Stated exercise
Pull out every line containing the string "date".

Entries

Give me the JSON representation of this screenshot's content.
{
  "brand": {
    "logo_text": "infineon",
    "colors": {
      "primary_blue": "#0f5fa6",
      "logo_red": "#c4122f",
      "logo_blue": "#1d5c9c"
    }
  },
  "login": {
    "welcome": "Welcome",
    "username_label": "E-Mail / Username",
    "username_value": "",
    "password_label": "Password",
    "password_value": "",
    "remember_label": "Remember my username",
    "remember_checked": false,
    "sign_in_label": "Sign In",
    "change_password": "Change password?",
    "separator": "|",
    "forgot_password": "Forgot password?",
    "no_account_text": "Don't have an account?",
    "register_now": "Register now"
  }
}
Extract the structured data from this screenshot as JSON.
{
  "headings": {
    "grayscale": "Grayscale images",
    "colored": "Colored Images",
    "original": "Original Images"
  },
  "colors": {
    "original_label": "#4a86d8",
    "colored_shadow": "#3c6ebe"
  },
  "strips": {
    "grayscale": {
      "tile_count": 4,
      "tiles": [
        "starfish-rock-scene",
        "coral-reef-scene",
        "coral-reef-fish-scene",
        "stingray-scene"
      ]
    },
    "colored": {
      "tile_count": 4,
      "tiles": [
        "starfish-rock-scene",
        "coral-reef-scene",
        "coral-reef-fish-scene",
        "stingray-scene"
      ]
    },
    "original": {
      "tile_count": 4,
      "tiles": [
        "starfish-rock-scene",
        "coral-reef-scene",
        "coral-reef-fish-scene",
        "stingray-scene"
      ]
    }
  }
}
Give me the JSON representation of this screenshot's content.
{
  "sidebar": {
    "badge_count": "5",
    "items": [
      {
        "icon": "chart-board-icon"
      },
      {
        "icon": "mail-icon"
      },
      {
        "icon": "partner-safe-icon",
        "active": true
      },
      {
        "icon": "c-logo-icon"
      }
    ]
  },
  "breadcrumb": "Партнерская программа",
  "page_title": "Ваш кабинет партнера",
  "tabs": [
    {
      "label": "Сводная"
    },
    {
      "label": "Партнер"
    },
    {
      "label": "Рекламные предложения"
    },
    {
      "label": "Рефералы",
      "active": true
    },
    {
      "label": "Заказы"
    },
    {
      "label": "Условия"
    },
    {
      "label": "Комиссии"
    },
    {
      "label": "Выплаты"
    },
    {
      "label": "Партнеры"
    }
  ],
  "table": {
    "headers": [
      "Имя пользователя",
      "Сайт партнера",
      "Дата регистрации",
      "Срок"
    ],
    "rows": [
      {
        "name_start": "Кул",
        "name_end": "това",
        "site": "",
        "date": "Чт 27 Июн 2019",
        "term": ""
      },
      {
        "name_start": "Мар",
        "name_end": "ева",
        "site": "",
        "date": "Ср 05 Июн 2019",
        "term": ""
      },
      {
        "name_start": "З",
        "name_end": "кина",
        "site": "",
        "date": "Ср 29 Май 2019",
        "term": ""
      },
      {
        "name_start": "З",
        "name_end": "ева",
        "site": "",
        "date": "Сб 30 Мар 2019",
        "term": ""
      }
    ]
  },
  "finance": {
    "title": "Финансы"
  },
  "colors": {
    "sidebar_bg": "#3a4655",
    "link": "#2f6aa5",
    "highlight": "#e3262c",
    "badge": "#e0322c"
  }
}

Task result
        "date": "Чт 27 Июн 2019",
        "date": "Ср 05 Июн 2019",
        "date": "Ср 29 Май 2019",
        "date": "Сб 30 Мар 2019",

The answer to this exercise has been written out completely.